PROMPT:
Gather every row below that contains the word "public" and copy each of those rows in full.

### RECORDS FOR THE TASK

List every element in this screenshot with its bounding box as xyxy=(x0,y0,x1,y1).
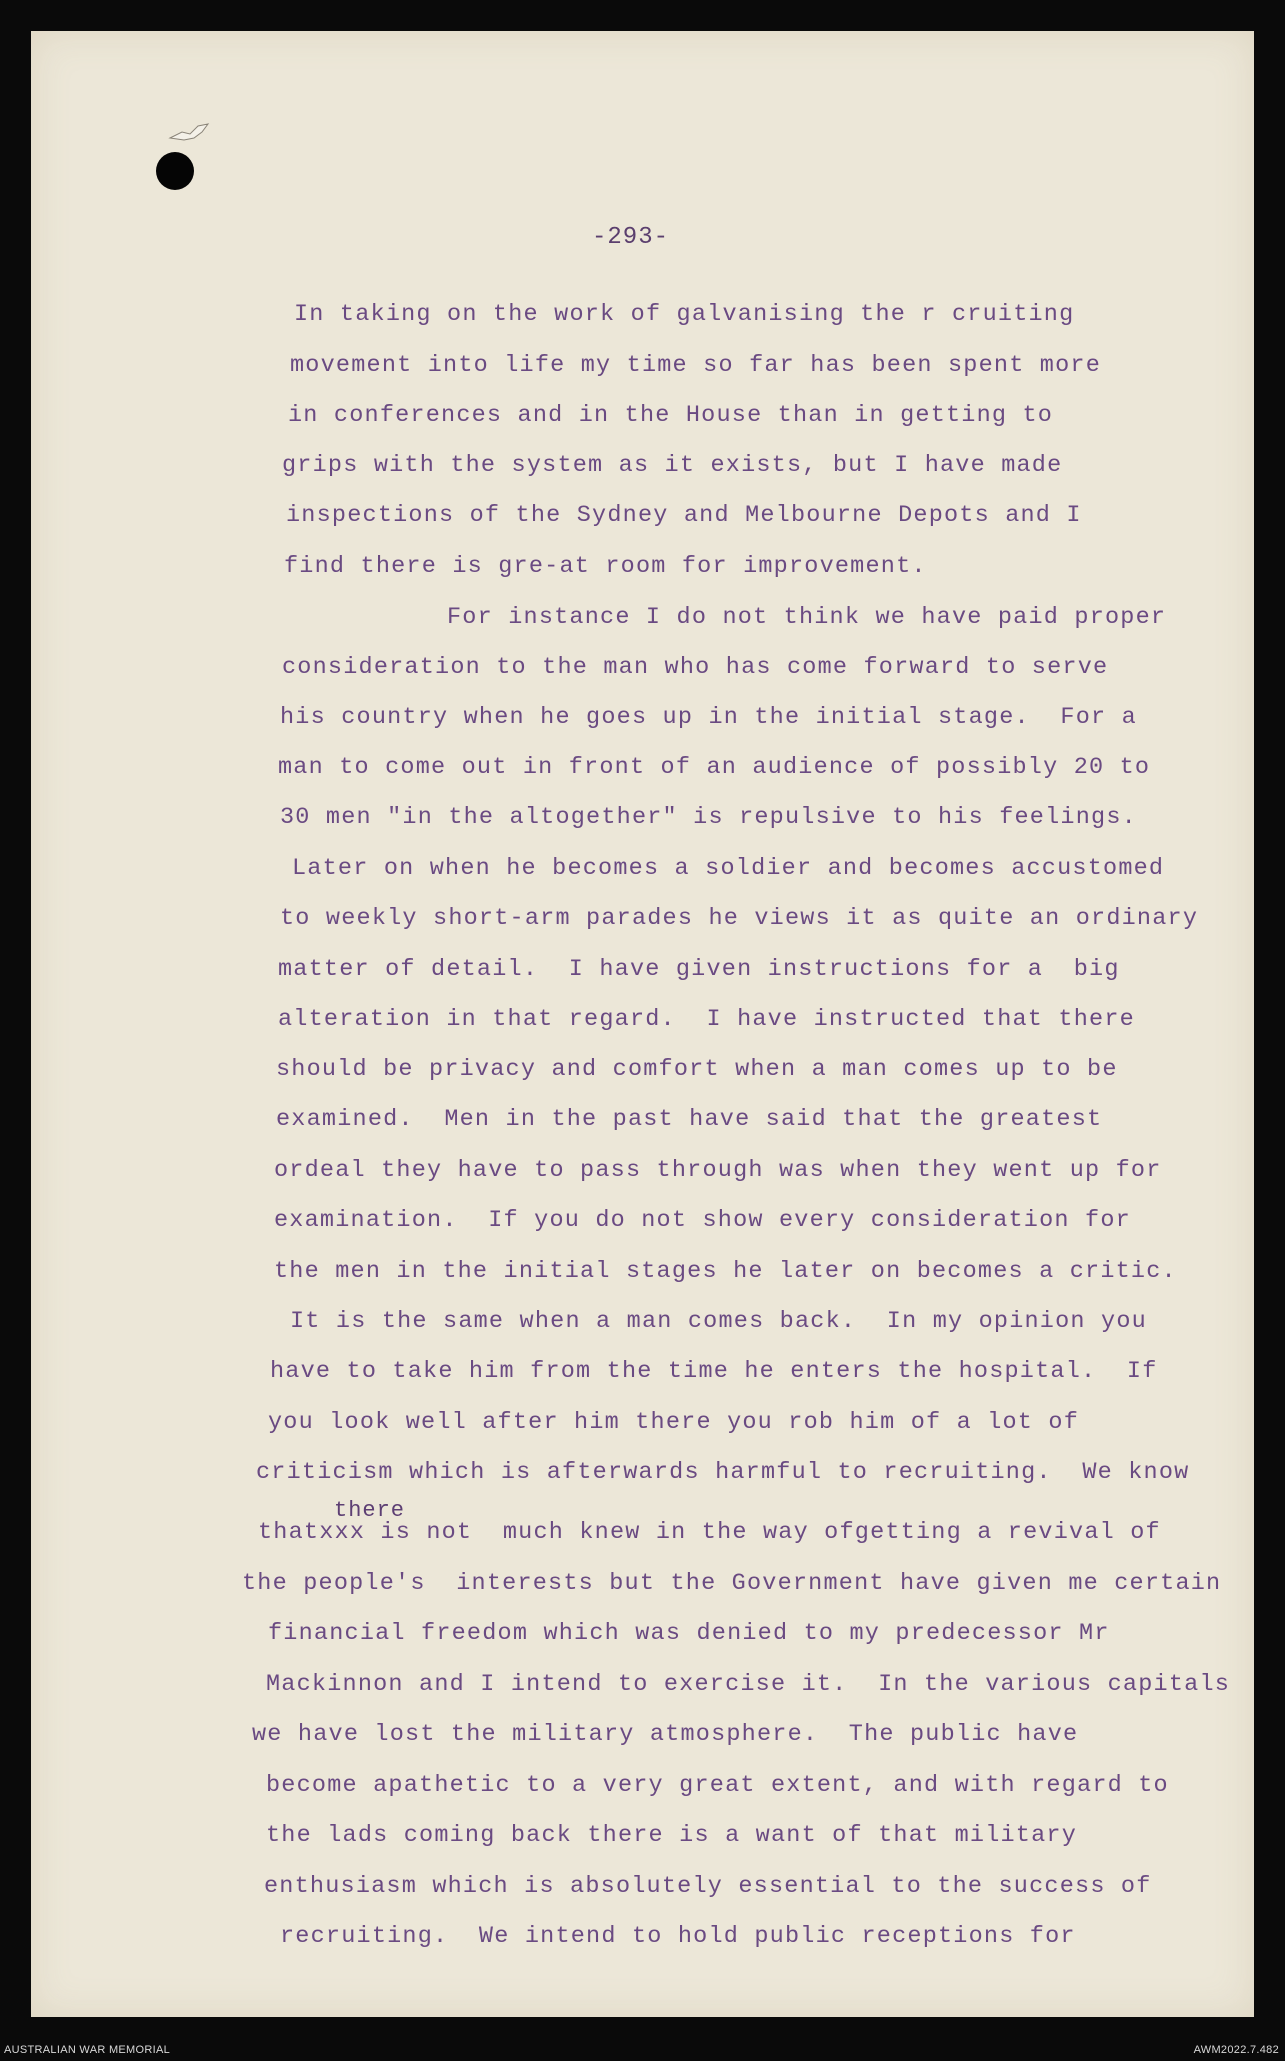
text-line: thatxxx is not much knew in the way ofgetting a revival of xyxy=(258,1519,1161,1546)
handwritten-insertion: there xyxy=(334,1498,406,1523)
text-line: enthusiasm which is absolutely essential to the success of xyxy=(264,1873,1152,1900)
text-line: you look well after him there you rob him of a lot of xyxy=(268,1409,1080,1436)
text-line: movement into life my time so far has been spent more xyxy=(290,352,1102,379)
text-line: financial freedom which was denied to my predecessor Mr xyxy=(268,1620,1110,1647)
text-line: the people's interests but the Government have given me certain xyxy=(242,1570,1222,1597)
text-line: should be privacy and comfort when a man comes up to be xyxy=(276,1056,1118,1083)
text-line: examination. If you do not show every consideration for xyxy=(274,1207,1131,1234)
text-line: we have lost the military atmosphere. The public have xyxy=(252,1721,1079,1748)
text-line: become apathetic to a very great extent, and with regard to xyxy=(266,1772,1169,1799)
text-line: ordeal they have to pass through was when they went up for xyxy=(274,1157,1162,1184)
text-line: examined. Men in the past have said that the greatest xyxy=(276,1106,1103,1133)
text-line: in conferences and in the House than in getting to xyxy=(288,402,1054,429)
text-line: It is the same when a man comes back. In my opinion you xyxy=(290,1308,1147,1335)
archive-credit: AUSTRALIAN WAR MEMORIAL xyxy=(4,2044,171,2056)
text-line: inspections of the Sydney and Melbourne Depots and I xyxy=(286,502,1082,529)
text-line: For instance I do not think we have paid proper xyxy=(447,604,1167,631)
text-line: matter of detail. I have given instructions for a big xyxy=(278,956,1120,983)
text-line: 30 men "in the altogether" is repulsive to his feelings. xyxy=(280,804,1137,831)
text-line: Mackinnon and I intend to exercise it. In the various capitals xyxy=(266,1671,1231,1698)
text-line: his country when he goes up in the initial stage. For a xyxy=(280,704,1137,731)
text-line: have to take him from the time he enters the hospital. If xyxy=(270,1358,1158,1385)
text-line: criticism which is afterwards harmful to recruiting. We know xyxy=(256,1459,1190,1486)
text-line: recruiting. We intend to hold public receptions for xyxy=(280,1923,1076,1950)
page-number: -293- xyxy=(592,224,670,251)
text-line: consideration to the man who has come forward to serve xyxy=(282,654,1109,681)
text-line: to weekly short-arm parades he views it as quite an ordinary xyxy=(280,905,1199,932)
text-line: alteration in that regard. I have instructed that there xyxy=(278,1006,1135,1033)
archive-reference: AWM2022.7.482 xyxy=(1193,2044,1279,2056)
text-line: Later on when he becomes a soldier and becomes accustomed xyxy=(292,855,1165,882)
text-line: In taking on the work of galvanising the r cruiting xyxy=(294,301,1075,328)
text-line: the men in the initial stages he later on becomes a critic. xyxy=(274,1258,1177,1285)
text-line: find there is gre-at room for improvement. xyxy=(284,553,927,580)
text-line: grips with the system as it exists, but I have made xyxy=(282,452,1063,479)
text-line: the lads coming back there is a want of that military xyxy=(266,1822,1078,1849)
text-line: man to come out in front of an audience of possibly 20 to xyxy=(278,754,1151,781)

######

RESPONSE FOR THIS EXERCISE:
text-line: we have lost the military atmosphere. The public have xyxy=(252,1721,1079,1748)
text-line: recruiting. We intend to hold public receptions for xyxy=(280,1923,1076,1950)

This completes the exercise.